#### What you should do
Repeat the full listing below verbatim and keep the images out.

#### Dataset records
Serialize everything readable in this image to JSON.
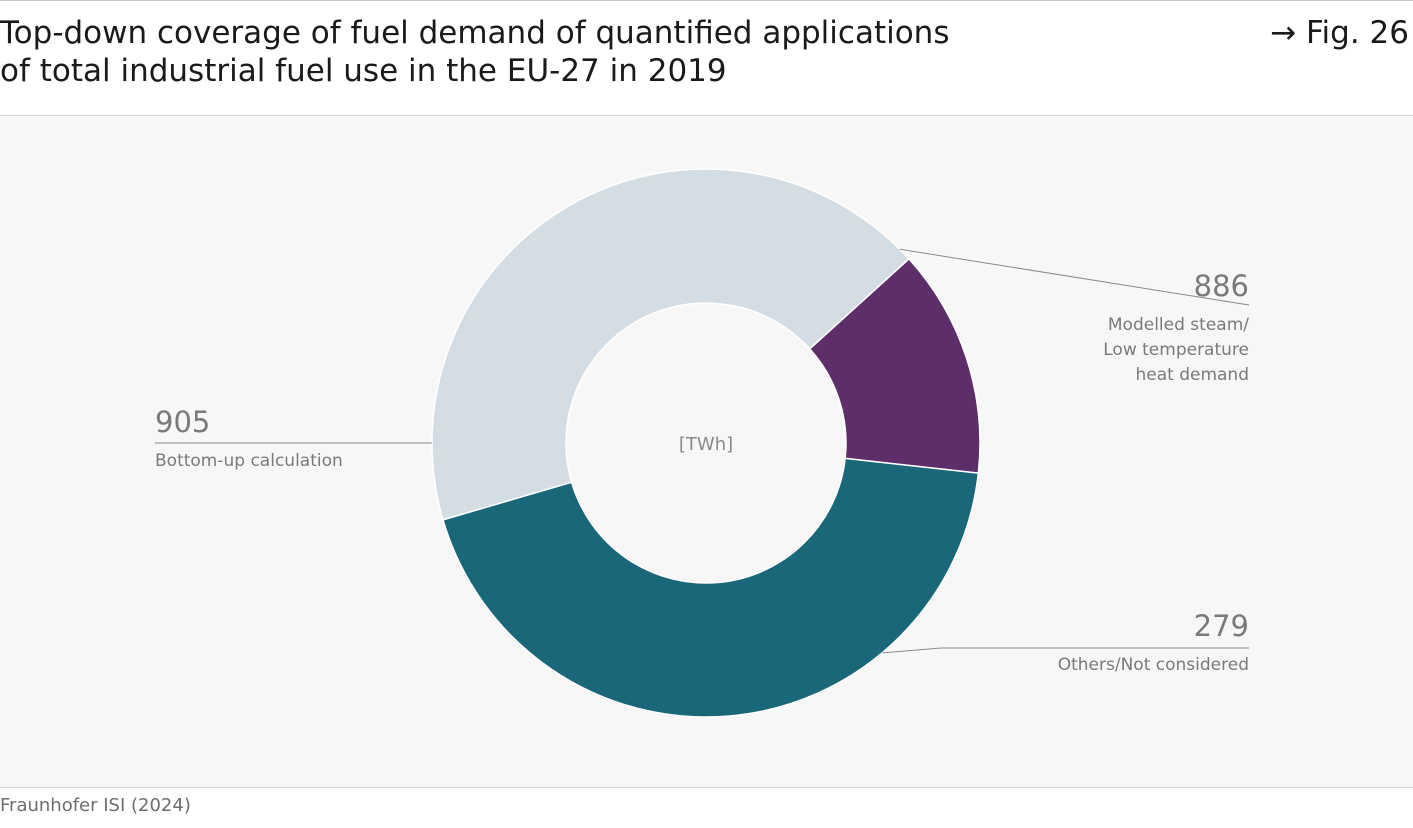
{
  "figure": {
    "title_line1": "Top-down coverage of fuel demand of quantified applications",
    "title_line2": "of total industrial fuel use in the EU-27 in 2019",
    "fig_label": "→ Fig. 26",
    "source": "Fraunhofer ISI (2024)"
  },
  "chart_data": {
    "type": "pie",
    "center_label": "[TWh]",
    "slices": [
      {
        "value": 886,
        "label_lines": [
          "Modelled steam/",
          "Low temperature",
          "heat demand"
        ],
        "color": "#d3dde3",
        "value_text": "886"
      },
      {
        "value": 279,
        "label_lines": [
          "Others/Not considered"
        ],
        "color": "#5e2e6b",
        "value_text": "279"
      },
      {
        "value": 905,
        "label_lines": [
          "Bottom-up calculation"
        ],
        "color": "#1b677a",
        "value_text": "905"
      }
    ],
    "colors": {
      "value_text": "#7a7a7a",
      "label_text": "#7a7a7a",
      "leader": "#8a8a8a",
      "center_text": "#8a8a8a"
    }
  }
}
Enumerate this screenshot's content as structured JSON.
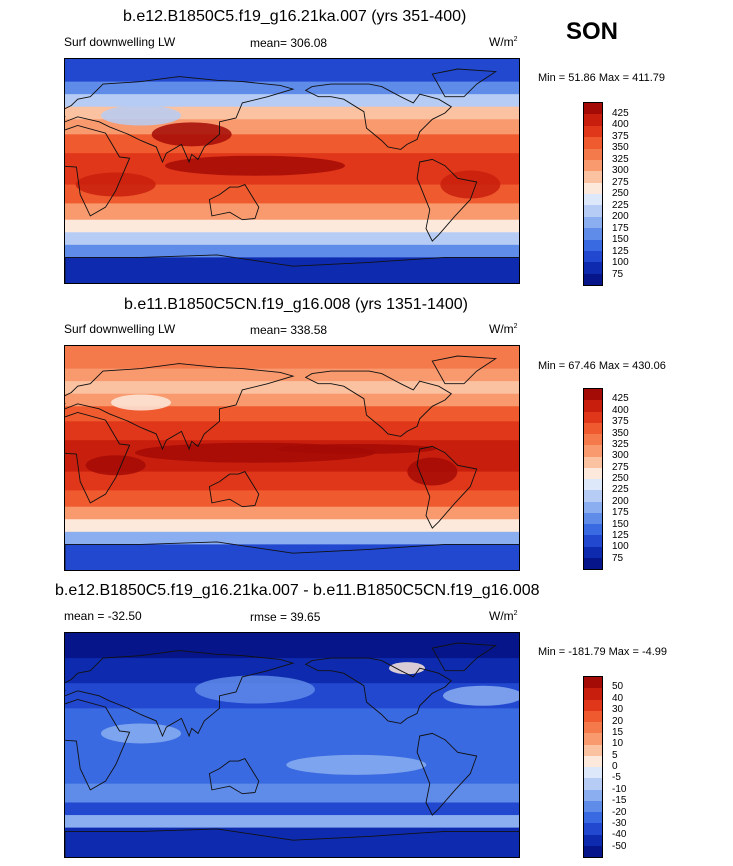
{
  "season": "SON",
  "panels": [
    {
      "title": "b.e12.B1850C5.f19_g16.21ka.007 (yrs 351-400)",
      "left_label": "Surf downwelling LW",
      "center_label": "mean= 306.08",
      "units": "W/m",
      "units_sup": "2",
      "minmax": "Min =  51.86 Max = 411.79",
      "colorbar_labels": [
        "425",
        "400",
        "375",
        "350",
        "325",
        "300",
        "275",
        "250",
        "225",
        "200",
        "175",
        "150",
        "125",
        "100",
        "75"
      ],
      "palette": [
        "#a40b06",
        "#c81e0d",
        "#e0361a",
        "#ef5a2e",
        "#f47a4c",
        "#f89a6e",
        "#fbc2a2",
        "#fde9dc",
        "#dde9fb",
        "#b6ccf5",
        "#8aaef0",
        "#5f8be9",
        "#3a6ae1",
        "#2148cf",
        "#0e2bb0",
        "#06168a"
      ],
      "style": "absolute_cold"
    },
    {
      "title": "b.e11.B1850C5CN.f19_g16.008 (yrs 1351-1400)",
      "left_label": "Surf downwelling LW",
      "center_label": "mean= 338.58",
      "units": "W/m",
      "units_sup": "2",
      "minmax": "Min =  67.46 Max = 430.06",
      "colorbar_labels": [
        "425",
        "400",
        "375",
        "350",
        "325",
        "300",
        "275",
        "250",
        "225",
        "200",
        "175",
        "150",
        "125",
        "100",
        "75"
      ],
      "palette": [
        "#a40b06",
        "#c81e0d",
        "#e0361a",
        "#ef5a2e",
        "#f47a4c",
        "#f89a6e",
        "#fbc2a2",
        "#fde9dc",
        "#dde9fb",
        "#b6ccf5",
        "#8aaef0",
        "#5f8be9",
        "#3a6ae1",
        "#2148cf",
        "#0e2bb0",
        "#06168a"
      ],
      "style": "absolute_warm"
    },
    {
      "title": "b.e12.B1850C5.f19_g16.21ka.007 - b.e11.B1850C5CN.f19_g16.008",
      "left_label": "mean = -32.50",
      "center_label": "rmse =  39.65",
      "units": "W/m",
      "units_sup": "2",
      "minmax": "Min = -181.79 Max =  -4.99",
      "colorbar_labels": [
        "50",
        "40",
        "30",
        "20",
        "15",
        "10",
        "5",
        "0",
        "-5",
        "-10",
        "-15",
        "-20",
        "-30",
        "-40",
        "-50"
      ],
      "palette": [
        "#a40b06",
        "#c81e0d",
        "#e0361a",
        "#ef5a2e",
        "#f47a4c",
        "#f89a6e",
        "#fbc2a2",
        "#fde9dc",
        "#dde9fb",
        "#b6ccf5",
        "#8aaef0",
        "#5f8be9",
        "#3a6ae1",
        "#2148cf",
        "#0e2bb0",
        "#06168a"
      ],
      "style": "difference"
    }
  ]
}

#### Task answer
Serialize everything readable in this image to JSON.
{
  "figure": {
    "title_line1": "Top-down coverage of fuel demand of quantified applications",
    "title_line2": "of total industrial fuel use in the EU-27 in 2019",
    "fig_label": "→ Fig. 26",
    "source": "Fraunhofer ISI (2024)"
  },
  "chart_data": {
    "type": "pie",
    "center_label": "[TWh]",
    "slices": [
      {
        "value": 886,
        "label_lines": [
          "Modelled steam/",
          "Low temperature",
          "heat demand"
        ],
        "color": "#d3dde3",
        "value_text": "886"
      },
      {
        "value": 279,
        "label_lines": [
          "Others/Not considered"
        ],
        "color": "#5e2e6b",
        "value_text": "279"
      },
      {
        "value": 905,
        "label_lines": [
          "Bottom-up calculation"
        ],
        "color": "#1b677a",
        "value_text": "905"
      }
    ],
    "colors": {
      "value_text": "#7a7a7a",
      "label_text": "#7a7a7a",
      "leader": "#8a8a8a",
      "center_text": "#8a8a8a"
    }
  }
}
Enumerate this screenshot's content as structured JSON.
{
  "season": "SON",
  "panels": [
    {
      "title": "b.e12.B1850C5.f19_g16.21ka.007 (yrs 351-400)",
      "left_label": "Surf downwelling LW",
      "center_label": "mean= 306.08",
      "units": "W/m",
      "units_sup": "2",
      "minmax": "Min =  51.86 Max = 411.79",
      "colorbar_labels": [
        "425",
        "400",
        "375",
        "350",
        "325",
        "300",
        "275",
        "250",
        "225",
        "200",
        "175",
        "150",
        "125",
        "100",
        "75"
      ],
      "palette": [
        "#a40b06",
        "#c81e0d",
        "#e0361a",
        "#ef5a2e",
        "#f47a4c",
        "#f89a6e",
        "#fbc2a2",
        "#fde9dc",
        "#dde9fb",
        "#b6ccf5",
        "#8aaef0",
        "#5f8be9",
        "#3a6ae1",
        "#2148cf",
        "#0e2bb0",
        "#06168a"
      ],
      "style": "absolute_cold"
    },
    {
      "title": "b.e11.B1850C5CN.f19_g16.008 (yrs 1351-1400)",
      "left_label": "Surf downwelling LW",
      "center_label": "mean= 338.58",
      "units": "W/m",
      "units_sup": "2",
      "minmax": "Min =  67.46 Max = 430.06",
      "colorbar_labels": [
        "425",
        "400",
        "375",
        "350",
        "325",
        "300",
        "275",
        "250",
        "225",
        "200",
        "175",
        "150",
        "125",
        "100",
        "75"
      ],
      "palette": [
        "#a40b06",
        "#c81e0d",
        "#e0361a",
        "#ef5a2e",
        "#f47a4c",
        "#f89a6e",
        "#fbc2a2",
        "#fde9dc",
        "#dde9fb",
        "#b6ccf5",
        "#8aaef0",
        "#5f8be9",
        "#3a6ae1",
        "#2148cf",
        "#0e2bb0",
        "#06168a"
      ],
      "style": "absolute_warm"
    },
    {
      "title": "b.e12.B1850C5.f19_g16.21ka.007 - b.e11.B1850C5CN.f19_g16.008",
      "left_label": "mean = -32.50",
      "center_label": "rmse =  39.65",
      "units": "W/m",
      "units_sup": "2",
      "minmax": "Min = -181.79 Max =  -4.99",
      "colorbar_labels": [
        "50",
        "40",
        "30",
        "20",
        "15",
        "10",
        "5",
        "0",
        "-5",
        "-10",
        "-15",
        "-20",
        "-30",
        "-40",
        "-50"
      ],
      "palette": [
        "#a40b06",
        "#c81e0d",
        "#e0361a",
        "#ef5a2e",
        "#f47a4c",
        "#f89a6e",
        "#fbc2a2",
        "#fde9dc",
        "#dde9fb",
        "#b6ccf5",
        "#8aaef0",
        "#5f8be9",
        "#3a6ae1",
        "#2148cf",
        "#0e2bb0",
        "#06168a"
      ],
      "style": "difference"
    }
  ]
}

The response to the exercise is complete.